**Data for processing:**
──────────────────────────────

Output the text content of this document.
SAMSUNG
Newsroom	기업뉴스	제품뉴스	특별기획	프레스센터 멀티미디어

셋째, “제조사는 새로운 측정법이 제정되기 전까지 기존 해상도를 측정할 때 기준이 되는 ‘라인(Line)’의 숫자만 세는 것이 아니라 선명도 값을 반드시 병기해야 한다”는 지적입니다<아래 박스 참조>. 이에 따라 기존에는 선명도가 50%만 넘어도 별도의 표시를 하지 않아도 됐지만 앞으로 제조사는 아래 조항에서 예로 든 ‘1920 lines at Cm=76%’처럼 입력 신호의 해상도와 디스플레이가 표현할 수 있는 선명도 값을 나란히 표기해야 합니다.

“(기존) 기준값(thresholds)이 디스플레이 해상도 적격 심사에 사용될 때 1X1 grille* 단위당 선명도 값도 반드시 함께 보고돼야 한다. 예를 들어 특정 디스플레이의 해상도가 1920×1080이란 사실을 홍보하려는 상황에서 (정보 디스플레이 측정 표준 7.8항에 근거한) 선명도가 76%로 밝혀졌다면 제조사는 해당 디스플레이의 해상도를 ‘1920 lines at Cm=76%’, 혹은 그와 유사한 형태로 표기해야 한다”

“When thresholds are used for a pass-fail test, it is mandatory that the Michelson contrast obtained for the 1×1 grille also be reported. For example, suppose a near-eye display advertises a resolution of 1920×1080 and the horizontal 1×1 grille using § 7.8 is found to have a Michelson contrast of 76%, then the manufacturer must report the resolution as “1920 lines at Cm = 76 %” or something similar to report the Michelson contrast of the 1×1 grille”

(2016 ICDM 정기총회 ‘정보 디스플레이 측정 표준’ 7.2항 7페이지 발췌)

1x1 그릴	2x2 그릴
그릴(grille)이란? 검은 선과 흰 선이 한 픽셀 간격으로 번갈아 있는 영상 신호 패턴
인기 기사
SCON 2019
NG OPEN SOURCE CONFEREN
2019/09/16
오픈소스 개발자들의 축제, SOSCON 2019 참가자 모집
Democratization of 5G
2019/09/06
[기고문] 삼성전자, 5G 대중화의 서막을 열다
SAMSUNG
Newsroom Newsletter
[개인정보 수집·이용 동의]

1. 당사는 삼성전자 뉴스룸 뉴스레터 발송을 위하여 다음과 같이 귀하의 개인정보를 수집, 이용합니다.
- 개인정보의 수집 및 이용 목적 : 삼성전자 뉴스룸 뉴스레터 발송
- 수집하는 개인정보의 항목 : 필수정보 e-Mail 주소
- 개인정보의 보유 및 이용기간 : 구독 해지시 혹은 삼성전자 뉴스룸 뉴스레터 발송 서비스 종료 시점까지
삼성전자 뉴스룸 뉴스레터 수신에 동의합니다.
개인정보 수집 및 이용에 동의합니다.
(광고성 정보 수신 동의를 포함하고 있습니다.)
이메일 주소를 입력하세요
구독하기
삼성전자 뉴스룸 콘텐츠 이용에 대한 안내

──────────────────────────────

**Request:**
Show the data once more, exactly as it was written.

**Correct response:**
Output the text content of this document.
SAMSUNG
Newsroom	기업뉴스	제품뉴스	특별기획	프레스센터 멀티미디어

셋째, “제조사는 새로운 측정법이 제정되기 전까지 기존 해상도를 측정할 때 기준이 되는 ‘라인(Line)’의 숫자만 세는 것이 아니라 선명도 값을 반드시 병기해야 한다”는 지적입니다<아래 박스 참조>. 이에 따라 기존에는 선명도가 50%만 넘어도 별도의 표시를 하지 않아도 됐지만 앞으로 제조사는 아래 조항에서 예로 든 ‘1920 lines at Cm=76%’처럼 입력 신호의 해상도와 디스플레이가 표현할 수 있는 선명도 값을 나란히 표기해야 합니다.

“(기존) 기준값(thresholds)이 디스플레이 해상도 적격 심사에 사용될 때 1X1 grille* 단위당 선명도 값도 반드시 함께 보고돼야 한다. 예를 들어 특정 디스플레이의 해상도가 1920×1080이란 사실을 홍보하려는 상황에서 (정보 디스플레이 측정 표준 7.8항에 근거한) 선명도가 76%로 밝혀졌다면 제조사는 해당 디스플레이의 해상도를 ‘1920 lines at Cm=76%’, 혹은 그와 유사한 형태로 표기해야 한다”

“When thresholds are used for a pass-fail test, it is mandatory that the Michelson contrast obtained for the 1×1 grille also be reported. For example, suppose a near-eye display advertises a resolution of 1920×1080 and the horizontal 1×1 grille using § 7.8 is found to have a Michelson contrast of 76%, then the manufacturer must report the resolution as “1920 lines at Cm = 76 %” or something similar to report the Michelson contrast of the 1×1 grille”

(2016 ICDM 정기총회 ‘정보 디스플레이 측정 표준’ 7.2항 7페이지 발췌)

1x1 그릴	2x2 그릴
그릴(grille)이란? 검은 선과 흰 선이 한 픽셀 간격으로 번갈아 있는 영상 신호 패턴
인기 기사
SCON 2019
NG OPEN SOURCE CONFEREN
2019/09/16
오픈소스 개발자들의 축제, SOSCON 2019 참가자 모집
Democratization of 5G
2019/09/06
[기고문] 삼성전자, 5G 대중화의 서막을 열다
SAMSUNG
Newsroom Newsletter
[개인정보 수집·이용 동의]

1. 당사는 삼성전자 뉴스룸 뉴스레터 발송을 위하여 다음과 같이 귀하의 개인정보를 수집, 이용합니다.
- 개인정보의 수집 및 이용 목적 : 삼성전자 뉴스룸 뉴스레터 발송
- 수집하는 개인정보의 항목 : 필수정보 e-Mail 주소
- 개인정보의 보유 및 이용기간 : 구독 해지시 혹은 삼성전자 뉴스룸 뉴스레터 발송 서비스 종료 시점까지
삼성전자 뉴스룸 뉴스레터 수신에 동의합니다.
개인정보 수집 및 이용에 동의합니다.
(광고성 정보 수신 동의를 포함하고 있습니다.)
이메일 주소를 입력하세요
구독하기
삼성전자 뉴스룸 콘텐츠 이용에 대한 안내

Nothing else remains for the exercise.